**Instructions for the task:** Format each line of the items below as a Markdown table with the columns "Row" and "Entry," numbering the rows and skipping blank lines. Leave the pictures out of the table.

**Given data:**

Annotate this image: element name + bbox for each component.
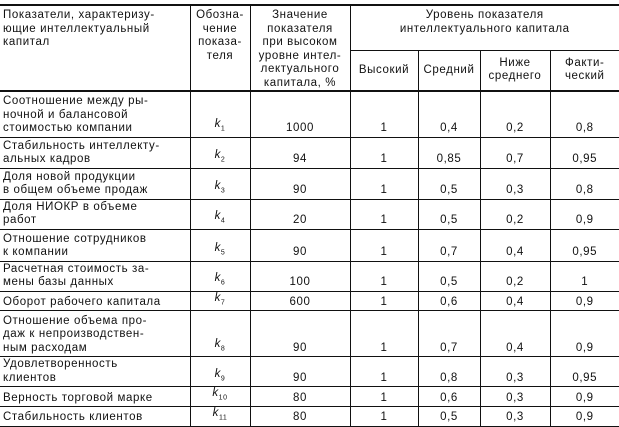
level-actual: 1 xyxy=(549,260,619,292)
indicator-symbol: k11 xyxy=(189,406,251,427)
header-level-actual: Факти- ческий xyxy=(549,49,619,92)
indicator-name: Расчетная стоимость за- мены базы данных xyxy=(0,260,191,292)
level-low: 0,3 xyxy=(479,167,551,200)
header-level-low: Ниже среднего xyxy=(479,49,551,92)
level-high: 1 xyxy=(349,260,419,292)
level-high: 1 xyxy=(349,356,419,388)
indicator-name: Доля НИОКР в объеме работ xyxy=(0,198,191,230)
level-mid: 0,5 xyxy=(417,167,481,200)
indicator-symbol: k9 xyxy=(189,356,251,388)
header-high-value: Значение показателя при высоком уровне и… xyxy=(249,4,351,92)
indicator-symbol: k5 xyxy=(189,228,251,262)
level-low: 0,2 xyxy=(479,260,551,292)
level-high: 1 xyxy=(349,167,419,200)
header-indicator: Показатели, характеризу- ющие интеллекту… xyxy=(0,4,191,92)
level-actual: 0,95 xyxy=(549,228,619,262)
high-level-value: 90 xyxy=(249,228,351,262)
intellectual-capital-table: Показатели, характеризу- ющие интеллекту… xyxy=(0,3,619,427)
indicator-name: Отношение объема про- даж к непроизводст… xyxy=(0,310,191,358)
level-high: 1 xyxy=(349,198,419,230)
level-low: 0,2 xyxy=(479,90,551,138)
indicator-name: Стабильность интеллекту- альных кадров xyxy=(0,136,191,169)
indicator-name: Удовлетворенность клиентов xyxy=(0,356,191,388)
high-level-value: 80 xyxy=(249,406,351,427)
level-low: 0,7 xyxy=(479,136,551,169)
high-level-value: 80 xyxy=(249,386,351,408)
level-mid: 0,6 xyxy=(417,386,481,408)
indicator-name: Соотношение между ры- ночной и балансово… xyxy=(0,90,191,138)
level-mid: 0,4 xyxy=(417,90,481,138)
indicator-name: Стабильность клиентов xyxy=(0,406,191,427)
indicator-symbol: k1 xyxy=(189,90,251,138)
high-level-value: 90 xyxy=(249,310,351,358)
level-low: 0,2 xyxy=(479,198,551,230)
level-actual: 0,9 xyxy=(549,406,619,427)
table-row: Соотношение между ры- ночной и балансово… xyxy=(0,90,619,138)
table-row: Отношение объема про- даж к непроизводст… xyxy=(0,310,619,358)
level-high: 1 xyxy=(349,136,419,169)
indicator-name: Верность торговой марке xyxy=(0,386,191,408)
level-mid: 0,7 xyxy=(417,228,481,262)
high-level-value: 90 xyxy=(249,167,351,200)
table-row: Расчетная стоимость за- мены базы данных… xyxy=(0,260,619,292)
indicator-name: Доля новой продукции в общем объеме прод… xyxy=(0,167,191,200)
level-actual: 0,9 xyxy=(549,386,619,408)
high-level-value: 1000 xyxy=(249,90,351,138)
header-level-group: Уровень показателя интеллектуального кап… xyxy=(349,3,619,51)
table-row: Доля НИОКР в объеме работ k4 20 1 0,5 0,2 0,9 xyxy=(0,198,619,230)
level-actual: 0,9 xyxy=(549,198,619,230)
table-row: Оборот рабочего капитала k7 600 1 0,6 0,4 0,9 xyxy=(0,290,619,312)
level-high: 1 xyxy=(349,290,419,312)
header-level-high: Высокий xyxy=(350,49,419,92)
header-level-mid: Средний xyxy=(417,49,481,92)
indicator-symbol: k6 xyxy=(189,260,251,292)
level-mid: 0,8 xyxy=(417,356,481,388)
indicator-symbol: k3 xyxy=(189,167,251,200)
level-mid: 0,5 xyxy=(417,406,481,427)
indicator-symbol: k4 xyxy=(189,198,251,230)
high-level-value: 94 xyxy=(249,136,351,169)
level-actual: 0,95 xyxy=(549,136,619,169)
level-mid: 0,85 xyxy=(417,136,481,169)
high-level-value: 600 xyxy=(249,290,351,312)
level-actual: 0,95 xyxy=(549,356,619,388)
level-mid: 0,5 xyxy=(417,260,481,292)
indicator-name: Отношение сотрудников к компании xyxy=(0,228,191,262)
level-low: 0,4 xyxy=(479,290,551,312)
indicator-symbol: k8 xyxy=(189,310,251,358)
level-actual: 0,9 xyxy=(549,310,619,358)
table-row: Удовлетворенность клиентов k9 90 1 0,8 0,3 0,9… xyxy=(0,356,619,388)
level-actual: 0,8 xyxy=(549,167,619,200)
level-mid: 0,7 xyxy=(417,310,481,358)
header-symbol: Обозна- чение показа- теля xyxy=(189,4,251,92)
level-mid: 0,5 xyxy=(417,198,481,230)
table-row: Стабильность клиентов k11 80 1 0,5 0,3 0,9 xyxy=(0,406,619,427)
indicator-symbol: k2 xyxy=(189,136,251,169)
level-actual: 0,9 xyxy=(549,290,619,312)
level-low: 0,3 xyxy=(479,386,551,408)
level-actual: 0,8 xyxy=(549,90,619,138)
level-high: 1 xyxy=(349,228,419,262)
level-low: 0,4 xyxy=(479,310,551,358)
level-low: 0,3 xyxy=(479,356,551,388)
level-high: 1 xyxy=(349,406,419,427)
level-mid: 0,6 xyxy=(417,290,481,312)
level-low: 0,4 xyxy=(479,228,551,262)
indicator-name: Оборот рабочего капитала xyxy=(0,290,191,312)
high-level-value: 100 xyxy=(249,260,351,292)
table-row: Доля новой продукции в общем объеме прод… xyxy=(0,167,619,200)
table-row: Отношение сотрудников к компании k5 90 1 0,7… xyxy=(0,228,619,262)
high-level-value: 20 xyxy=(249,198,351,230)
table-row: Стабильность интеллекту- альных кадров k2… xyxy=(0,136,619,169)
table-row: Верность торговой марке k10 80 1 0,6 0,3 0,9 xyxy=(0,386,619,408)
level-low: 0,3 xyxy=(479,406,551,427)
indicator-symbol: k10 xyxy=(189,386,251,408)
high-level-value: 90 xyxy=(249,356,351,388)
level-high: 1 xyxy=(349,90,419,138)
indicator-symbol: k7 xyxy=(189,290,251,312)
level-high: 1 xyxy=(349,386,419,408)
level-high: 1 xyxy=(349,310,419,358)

**Exercise solution:**
| Row | Entry |
|---|---|
| 1 | Annotate this image: element name + bbox for each component. |
| 2 | level-actual: 1 xyxy=(549,260,619,292) |
| 3 | indicator-symbol: k11 xyxy=(189,406,251,427) |
| 4 | header-level-actual: Факти- ческий xyxy=(549,49,619,92) |
| 5 | indicator-name: Расчетная стоимость за- мены базы данных xyxy=(0,260,191,292) |
| 6 | level-low: 0,3 xyxy=(479,167,551,200) |
| 7 | header-level-low: Ниже среднего xyxy=(479,49,551,92) |
| 8 | level-high: 1 xyxy=(349,260,419,292) |
| 9 | level-high: 1 xyxy=(349,356,419,388) |
| 10 | indicator-name: Доля НИОКР в объеме работ xyxy=(0,198,191,230) |
| 11 | level-mid: 0,5 xyxy=(417,167,481,200) |
| 12 | indicator-symbol: k9 xyxy=(189,356,251,388) |
| 13 | header-high-value: Значение показателя при высоком уровне и… xyxy=(249,4,351,92) |
| 14 | indicator-symbol: k5 xyxy=(189,228,251,262) |
| 15 | level-low: 0,2 xyxy=(479,260,551,292) |
| 16 | level-high: 1 xyxy=(349,167,419,200) |
| 17 | header-indicator: Показатели, характеризу- ющие интеллекту… xyxy=(0,4,191,92) |
| 18 | level-actual: 0,95 xyxy=(549,228,619,262) |
| 19 | high-level-value: 90 xyxy=(249,228,351,262) |
| 20 | intellectual-capital-table: Показатели, характеризу- ющие интеллекту… xyxy=(0,3,619,427) |
| 21 | indicator-name: Отношение объема про- даж к непроизводст… xyxy=(0,310,191,358) |
| 22 | level-high: 1 xyxy=(349,198,419,230) |
| 23 | level-low: 0,2 xyxy=(479,90,551,138) |
| 24 | indicator-name: Стабильность интеллекту- альных кадров xyxy=(0,136,191,169) |
| 25 | indicator-name: Удовлетворенность клиентов xyxy=(0,356,191,388) |
| 26 | high-level-value: 80 xyxy=(249,406,351,427) |
| 27 | level-low: 0,7 xyxy=(479,136,551,169) |
| 28 | high-level-value: 80 xyxy=(249,386,351,408) |
| 29 | level-mid: 0,6 xyxy=(417,386,481,408) |
| 30 | indicator-name: Соотношение между ры- ночной и балансово… xyxy=(0,90,191,138) |
| 31 | level-mid: 0,4 xyxy=(417,90,481,138) |
| 32 | indicator-name: Стабильность клиентов xyxy=(0,406,191,427) |
| 33 | indicator-symbol: k1 xyxy=(189,90,251,138) |
| 34 | high-level-value: 90 xyxy=(249,310,351,358) |
| 35 | level-low: 0,2 xyxy=(479,198,551,230) |
| 36 | level-actual: 0,9 xyxy=(549,406,619,427) |
| 37 | table-row: Соотношение между ры- ночной и балансово… xyxy=(0,90,619,138) |
| 38 | table-row: Отношение объема про- даж к непроизводст… xyxy=(0,310,619,358) |
| 39 | level-high: 1 xyxy=(349,136,419,169) |
| 40 | indicator-name: Верность торговой марке xyxy=(0,386,191,408) |
| 41 | level-mid: 0,7 xyxy=(417,228,481,262) |
| 42 | high-level-value: 90 xyxy=(249,167,351,200) |
| 43 | table-row: Расчетная стоимость за- мены базы данных… xyxy=(0,260,619,292) |
| 44 | indicator-name: Доля новой продукции в общем объеме прод… xyxy=(0,167,191,200) |
| 45 | level-actual: 0,9 xyxy=(549,386,619,408) |
| 46 | high-level-value: 1000 xyxy=(249,90,351,138) |
| 47 | header-level-group: Уровень показателя интеллектуального кап… xyxy=(349,3,619,51) |
| 48 | table-row: Доля НИОКР в объеме работ k4 20 1 0,5 0,2 0,9 xyxy=(0,198,619,230) |
| 49 | level-actual: 0,9 xyxy=(549,198,619,230) |
| 50 | table-row: Оборот рабочего капитала k7 600 1 0,6 0,4 0,9 xyxy=(0,290,619,312) |
| 51 | level-high: 1 xyxy=(349,290,419,312) |
| 52 | header-level-high: Высокий xyxy=(350,49,419,92) |
| 53 | header-level-mid: Средний xyxy=(417,49,481,92) |
| 54 | indicator-symbol: k6 xyxy=(189,260,251,292) |
| 55 | level-mid: 0,8 xyxy=(417,356,481,388) |
| 56 | indicator-symbol: k3 xyxy=(189,167,251,200) |
| 57 | level-mid: 0,5 xyxy=(417,406,481,427) |
| 58 | indicator-symbol: k4 xyxy=(189,198,251,230) |
| 59 | high-level-value: 94 xyxy=(249,136,351,169) |
| 60 | level-actual: 0,95 xyxy=(549,136,619,169) |
| 61 | level-mid: 0,85 xyxy=(417,136,481,169) |
| 62 | high-level-value: 600 xyxy=(249,290,351,312) |
| 63 | level-actual: 0,95 xyxy=(549,356,619,388) |
| 64 | level-mid: 0,5 xyxy=(417,260,481,292) |
| 65 | indicator-name: Отношение сотрудников к компании xyxy=(0,228,191,262) |
| 66 | level-low: 0,4 xyxy=(479,290,551,312) |
| 67 | indicator-symbol: k8 xyxy=(189,310,251,358) |
| 68 | level-actual: 0,9 xyxy=(549,310,619,358) |
| 69 | table-row: Удовлетворенность клиентов k9 90 1 0,8 0,3 0,9… xyxy=(0,356,619,388) |
| 70 | level-actual: 0,8 xyxy=(549,167,619,200) |
| 71 | level-mid: 0,7 xyxy=(417,310,481,358) |
| 72 | header-symbol: Обозна- чение показа- теля xyxy=(189,4,251,92) |
| 73 | level-mid: 0,5 xyxy=(417,198,481,230) |
| 74 | table-row: Стабильность клиентов k11 80 1 0,5 0,3 0,9 xyxy=(0,406,619,427) |
| 75 | indicator-symbol: k2 xyxy=(189,136,251,169) |
| 76 | level-actual: 0,9 xyxy=(549,290,619,312) |
| 77 | level-low: 0,3 xyxy=(479,386,551,408) |
| 78 | level-actual: 0,8 xyxy=(549,90,619,138) |
| 79 | level-high: 1 xyxy=(349,228,419,262) |
| 80 | level-low: 0,4 xyxy=(479,310,551,358) |
| 81 | level-low: 0,3 xyxy=(479,356,551,388) |
| 82 | level-high: 1 xyxy=(349,406,419,427) |
| 83 | level-mid: 0,6 xyxy=(417,290,481,312) |
| 84 | level-low: 0,4 xyxy=(479,228,551,262) |
| 85 | indicator-name: Оборот рабочего капитала xyxy=(0,290,191,312) |
| 86 | high-level-value: 100 xyxy=(249,260,351,292) |
| 87 | table-row: Доля новой продукции в общем объеме прод… xyxy=(0,167,619,200) |
| 88 | table-row: Отношение сотрудников к компании k5 90 1 0,7… xyxy=(0,228,619,262) |
| 89 | high-level-value: 20 xyxy=(249,198,351,230) |
| 90 | table-row: Стабильность интеллекту- альных кадров k2… xyxy=(0,136,619,169) |
| 91 | table-row: Верность торговой марке k10 80 1 0,6 0,3 0,9 xyxy=(0,386,619,408) |
| 92 | level-low: 0,3 xyxy=(479,406,551,427) |
| 93 | indicator-symbol: k10 xyxy=(189,386,251,408) |
| 94 | high-level-value: 90 xyxy=(249,356,351,388) |
| 95 | level-high: 1 xyxy=(349,90,419,138) |
| 96 | indicator-symbol: k7 xyxy=(189,290,251,312) |
| 97 | level-high: 1 xyxy=(349,386,419,408) |
| 98 | level-high: 1 xyxy=(349,310,419,358) |